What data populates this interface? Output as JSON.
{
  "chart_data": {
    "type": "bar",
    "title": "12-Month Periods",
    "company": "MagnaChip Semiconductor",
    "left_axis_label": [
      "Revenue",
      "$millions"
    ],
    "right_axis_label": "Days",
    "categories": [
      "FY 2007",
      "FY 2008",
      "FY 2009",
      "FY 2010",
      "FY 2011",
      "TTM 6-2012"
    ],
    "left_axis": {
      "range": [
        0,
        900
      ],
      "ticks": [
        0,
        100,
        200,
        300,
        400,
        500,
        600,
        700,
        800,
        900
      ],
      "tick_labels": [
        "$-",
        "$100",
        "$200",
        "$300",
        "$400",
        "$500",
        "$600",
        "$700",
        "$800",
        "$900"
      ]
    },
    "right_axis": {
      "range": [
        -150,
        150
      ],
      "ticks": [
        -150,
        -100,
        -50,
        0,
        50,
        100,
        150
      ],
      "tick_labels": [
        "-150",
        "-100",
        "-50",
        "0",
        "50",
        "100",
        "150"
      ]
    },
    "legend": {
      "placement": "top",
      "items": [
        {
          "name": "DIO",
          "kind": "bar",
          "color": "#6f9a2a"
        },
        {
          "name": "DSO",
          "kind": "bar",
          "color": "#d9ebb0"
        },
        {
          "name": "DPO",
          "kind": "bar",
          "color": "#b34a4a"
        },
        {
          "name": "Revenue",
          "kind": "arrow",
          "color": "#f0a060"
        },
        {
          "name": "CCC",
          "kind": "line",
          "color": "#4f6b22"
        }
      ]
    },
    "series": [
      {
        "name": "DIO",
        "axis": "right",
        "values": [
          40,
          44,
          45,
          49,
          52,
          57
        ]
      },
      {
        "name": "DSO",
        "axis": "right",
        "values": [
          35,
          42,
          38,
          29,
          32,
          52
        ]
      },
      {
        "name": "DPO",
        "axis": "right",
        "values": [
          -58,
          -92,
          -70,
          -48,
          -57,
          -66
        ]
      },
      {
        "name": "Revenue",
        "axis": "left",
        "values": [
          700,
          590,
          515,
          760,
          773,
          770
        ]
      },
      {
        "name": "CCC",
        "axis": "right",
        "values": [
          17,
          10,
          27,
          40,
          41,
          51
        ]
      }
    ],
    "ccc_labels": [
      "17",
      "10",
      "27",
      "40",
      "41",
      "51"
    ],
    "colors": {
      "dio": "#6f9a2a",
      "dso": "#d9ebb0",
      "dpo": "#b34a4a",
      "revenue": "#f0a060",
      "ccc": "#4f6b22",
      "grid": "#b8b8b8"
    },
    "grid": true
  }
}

※ ※ ※

WHAT TO WORK ON:
Repeat the data precisely, line by line.

SOLUTION TO THIS PROBLEM:
What data populates this interface? Output as JSON.
{
  "chart_data": {
    "type": "bar",
    "title": "12-Month Periods",
    "company": "MagnaChip Semiconductor",
    "left_axis_label": [
      "Revenue",
      "$millions"
    ],
    "right_axis_label": "Days",
    "categories": [
      "FY 2007",
      "FY 2008",
      "FY 2009",
      "FY 2010",
      "FY 2011",
      "TTM 6-2012"
    ],
    "left_axis": {
      "range": [
        0,
        900
      ],
      "ticks": [
        0,
        100,
        200,
        300,
        400,
        500,
        600,
        700,
        800,
        900
      ],
      "tick_labels": [
        "$-",
        "$100",
        "$200",
        "$300",
        "$400",
        "$500",
        "$600",
        "$700",
        "$800",
        "$900"
      ]
    },
    "right_axis": {
      "range": [
        -150,
        150
      ],
      "ticks": [
        -150,
        -100,
        -50,
        0,
        50,
        100,
        150
      ],
      "tick_labels": [
        "-150",
        "-100",
        "-50",
        "0",
        "50",
        "100",
        "150"
      ]
    },
    "legend": {
      "placement": "top",
      "items": [
        {
          "name": "DIO",
          "kind": "bar",
          "color": "#6f9a2a"
        },
        {
          "name": "DSO",
          "kind": "bar",
          "color": "#d9ebb0"
        },
        {
          "name": "DPO",
          "kind": "bar",
          "color": "#b34a4a"
        },
        {
          "name": "Revenue",
          "kind": "arrow",
          "color": "#f0a060"
        },
        {
          "name": "CCC",
          "kind": "line",
          "color": "#4f6b22"
        }
      ]
    },
    "series": [
      {
        "name": "DIO",
        "axis": "right",
        "values": [
          40,
          44,
          45,
          49,
          52,
          57
        ]
      },
      {
        "name": "DSO",
        "axis": "right",
        "values": [
          35,
          42,
          38,
          29,
          32,
          52
        ]
      },
      {
        "name": "DPO",
        "axis": "right",
        "values": [
          -58,
          -92,
          -70,
          -48,
          -57,
          -66
        ]
      },
      {
        "name": "Revenue",
        "axis": "left",
        "values": [
          700,
          590,
          515,
          760,
          773,
          770
        ]
      },
      {
        "name": "CCC",
        "axis": "right",
        "values": [
          17,
          10,
          27,
          40,
          41,
          51
        ]
      }
    ],
    "ccc_labels": [
      "17",
      "10",
      "27",
      "40",
      "41",
      "51"
    ],
    "colors": {
      "dio": "#6f9a2a",
      "dso": "#d9ebb0",
      "dpo": "#b34a4a",
      "revenue": "#f0a060",
      "ccc": "#4f6b22",
      "grid": "#b8b8b8"
    },
    "grid": true
  }
}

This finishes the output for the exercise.